** START Dataset records **

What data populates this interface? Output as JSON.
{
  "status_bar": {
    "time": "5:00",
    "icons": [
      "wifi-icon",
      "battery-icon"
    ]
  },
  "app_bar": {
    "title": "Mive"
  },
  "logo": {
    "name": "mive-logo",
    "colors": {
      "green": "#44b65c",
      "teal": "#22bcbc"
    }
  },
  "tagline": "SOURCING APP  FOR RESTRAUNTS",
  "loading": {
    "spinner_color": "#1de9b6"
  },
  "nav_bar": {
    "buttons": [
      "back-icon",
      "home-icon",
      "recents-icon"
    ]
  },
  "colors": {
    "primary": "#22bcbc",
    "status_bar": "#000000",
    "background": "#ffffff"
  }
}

** END Dataset records **

Instruction → Print out the whole listing exactly as it appears.

Complete answer →
What data populates this interface? Output as JSON.
{
  "status_bar": {
    "time": "5:00",
    "icons": [
      "wifi-icon",
      "battery-icon"
    ]
  },
  "app_bar": {
    "title": "Mive"
  },
  "logo": {
    "name": "mive-logo",
    "colors": {
      "green": "#44b65c",
      "teal": "#22bcbc"
    }
  },
  "tagline": "SOURCING APP  FOR RESTRAUNTS",
  "loading": {
    "spinner_color": "#1de9b6"
  },
  "nav_bar": {
    "buttons": [
      "back-icon",
      "home-icon",
      "recents-icon"
    ]
  },
  "colors": {
    "primary": "#22bcbc",
    "status_bar": "#000000",
    "background": "#ffffff"
  }
}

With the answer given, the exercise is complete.